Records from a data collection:
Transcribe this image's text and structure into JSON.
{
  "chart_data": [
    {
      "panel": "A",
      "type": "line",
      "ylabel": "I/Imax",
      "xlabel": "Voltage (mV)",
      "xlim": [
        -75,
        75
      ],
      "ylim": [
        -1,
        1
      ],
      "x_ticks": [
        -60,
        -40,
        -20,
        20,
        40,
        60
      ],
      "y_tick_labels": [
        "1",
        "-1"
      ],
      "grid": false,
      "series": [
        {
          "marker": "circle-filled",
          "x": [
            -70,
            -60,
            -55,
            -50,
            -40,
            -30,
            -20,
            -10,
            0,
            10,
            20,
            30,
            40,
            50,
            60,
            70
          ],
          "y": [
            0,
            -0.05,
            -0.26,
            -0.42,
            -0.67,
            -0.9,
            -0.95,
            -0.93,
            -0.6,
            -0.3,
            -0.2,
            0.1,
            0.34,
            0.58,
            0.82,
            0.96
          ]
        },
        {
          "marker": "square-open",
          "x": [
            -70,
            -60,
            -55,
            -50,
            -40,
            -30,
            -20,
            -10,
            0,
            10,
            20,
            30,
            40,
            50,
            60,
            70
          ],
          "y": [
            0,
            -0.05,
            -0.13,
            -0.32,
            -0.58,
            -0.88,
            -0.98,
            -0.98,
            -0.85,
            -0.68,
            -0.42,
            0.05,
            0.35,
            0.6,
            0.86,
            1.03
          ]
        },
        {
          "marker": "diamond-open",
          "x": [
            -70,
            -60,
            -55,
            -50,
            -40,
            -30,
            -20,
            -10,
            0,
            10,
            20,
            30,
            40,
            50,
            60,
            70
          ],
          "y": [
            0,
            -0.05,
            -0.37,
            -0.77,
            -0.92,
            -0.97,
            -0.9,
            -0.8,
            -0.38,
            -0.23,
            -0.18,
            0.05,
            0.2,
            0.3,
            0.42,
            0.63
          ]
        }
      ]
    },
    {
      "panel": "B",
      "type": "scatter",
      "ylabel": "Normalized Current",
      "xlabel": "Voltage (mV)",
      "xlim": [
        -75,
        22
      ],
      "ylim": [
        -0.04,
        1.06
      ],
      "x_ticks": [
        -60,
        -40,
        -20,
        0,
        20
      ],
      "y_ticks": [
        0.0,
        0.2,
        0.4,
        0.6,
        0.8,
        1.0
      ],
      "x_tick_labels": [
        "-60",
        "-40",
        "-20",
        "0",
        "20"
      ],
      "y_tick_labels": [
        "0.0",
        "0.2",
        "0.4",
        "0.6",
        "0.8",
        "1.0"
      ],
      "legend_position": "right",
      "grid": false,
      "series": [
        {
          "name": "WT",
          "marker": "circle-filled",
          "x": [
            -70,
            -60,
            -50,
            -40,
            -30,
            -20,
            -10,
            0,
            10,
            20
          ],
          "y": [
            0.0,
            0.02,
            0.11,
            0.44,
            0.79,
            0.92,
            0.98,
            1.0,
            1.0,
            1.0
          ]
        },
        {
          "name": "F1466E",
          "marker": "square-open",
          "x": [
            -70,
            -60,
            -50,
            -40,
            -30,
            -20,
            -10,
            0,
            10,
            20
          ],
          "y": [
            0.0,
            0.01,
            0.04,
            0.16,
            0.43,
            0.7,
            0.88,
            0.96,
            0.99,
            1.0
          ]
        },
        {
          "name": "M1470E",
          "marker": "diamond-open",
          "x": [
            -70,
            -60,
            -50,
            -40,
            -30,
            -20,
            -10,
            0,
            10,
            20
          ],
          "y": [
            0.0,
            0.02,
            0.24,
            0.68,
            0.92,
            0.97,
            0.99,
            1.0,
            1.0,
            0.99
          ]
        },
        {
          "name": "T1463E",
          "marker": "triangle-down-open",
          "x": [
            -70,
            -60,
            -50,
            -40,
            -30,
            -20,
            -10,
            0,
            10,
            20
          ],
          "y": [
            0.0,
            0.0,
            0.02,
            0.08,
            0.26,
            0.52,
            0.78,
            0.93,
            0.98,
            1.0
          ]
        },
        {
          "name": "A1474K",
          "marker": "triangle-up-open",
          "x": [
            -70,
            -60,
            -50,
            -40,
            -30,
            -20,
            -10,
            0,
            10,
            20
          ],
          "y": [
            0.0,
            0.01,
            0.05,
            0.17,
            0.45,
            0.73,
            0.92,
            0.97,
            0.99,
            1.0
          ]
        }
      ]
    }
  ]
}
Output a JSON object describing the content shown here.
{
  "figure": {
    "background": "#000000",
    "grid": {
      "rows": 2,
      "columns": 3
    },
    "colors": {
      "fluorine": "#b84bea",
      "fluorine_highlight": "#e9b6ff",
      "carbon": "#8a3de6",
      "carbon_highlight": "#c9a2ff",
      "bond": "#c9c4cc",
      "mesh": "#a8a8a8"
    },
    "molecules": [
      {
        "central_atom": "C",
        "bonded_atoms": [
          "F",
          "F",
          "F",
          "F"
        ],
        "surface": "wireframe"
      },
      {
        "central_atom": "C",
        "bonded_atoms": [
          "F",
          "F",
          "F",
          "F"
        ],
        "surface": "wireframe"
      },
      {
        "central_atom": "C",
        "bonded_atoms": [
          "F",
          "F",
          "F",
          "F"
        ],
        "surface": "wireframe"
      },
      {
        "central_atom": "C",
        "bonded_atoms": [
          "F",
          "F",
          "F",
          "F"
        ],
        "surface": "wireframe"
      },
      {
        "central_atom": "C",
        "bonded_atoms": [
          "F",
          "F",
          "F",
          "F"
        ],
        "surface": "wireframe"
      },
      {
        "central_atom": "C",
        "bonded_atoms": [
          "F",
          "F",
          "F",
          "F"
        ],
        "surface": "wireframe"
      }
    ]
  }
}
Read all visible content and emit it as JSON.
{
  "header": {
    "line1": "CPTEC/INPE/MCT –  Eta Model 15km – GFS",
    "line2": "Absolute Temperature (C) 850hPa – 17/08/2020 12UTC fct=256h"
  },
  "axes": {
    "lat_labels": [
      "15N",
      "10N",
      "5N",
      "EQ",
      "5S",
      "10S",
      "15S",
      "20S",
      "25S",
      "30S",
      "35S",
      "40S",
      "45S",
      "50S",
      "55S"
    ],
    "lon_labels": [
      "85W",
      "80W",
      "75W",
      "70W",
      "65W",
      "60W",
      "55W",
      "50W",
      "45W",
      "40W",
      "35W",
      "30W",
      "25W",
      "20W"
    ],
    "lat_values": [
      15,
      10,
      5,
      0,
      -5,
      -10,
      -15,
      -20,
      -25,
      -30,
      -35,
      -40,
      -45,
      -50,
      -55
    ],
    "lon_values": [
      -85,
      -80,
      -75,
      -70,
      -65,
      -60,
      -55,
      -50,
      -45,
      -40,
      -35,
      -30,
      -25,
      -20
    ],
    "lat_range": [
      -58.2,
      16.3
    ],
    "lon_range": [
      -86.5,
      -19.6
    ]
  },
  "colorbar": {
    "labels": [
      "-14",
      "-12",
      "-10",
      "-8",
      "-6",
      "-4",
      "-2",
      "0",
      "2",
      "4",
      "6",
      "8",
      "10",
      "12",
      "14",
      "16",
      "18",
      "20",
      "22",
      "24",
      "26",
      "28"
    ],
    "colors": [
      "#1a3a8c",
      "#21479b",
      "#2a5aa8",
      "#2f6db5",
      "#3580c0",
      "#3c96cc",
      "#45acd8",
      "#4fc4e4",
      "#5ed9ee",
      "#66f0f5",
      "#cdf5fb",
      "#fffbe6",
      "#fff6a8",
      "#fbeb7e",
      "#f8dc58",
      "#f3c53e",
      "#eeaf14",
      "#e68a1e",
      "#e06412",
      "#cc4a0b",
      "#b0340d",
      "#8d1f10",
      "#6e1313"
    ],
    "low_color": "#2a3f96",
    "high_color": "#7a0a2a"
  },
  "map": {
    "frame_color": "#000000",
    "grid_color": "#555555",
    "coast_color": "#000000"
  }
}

__Exercise goal__: Find all lines holding the string "triangle" and copy them.

__Expected answer__:
          "marker": "triangle-down-open",
          "marker": "triangle-up-open",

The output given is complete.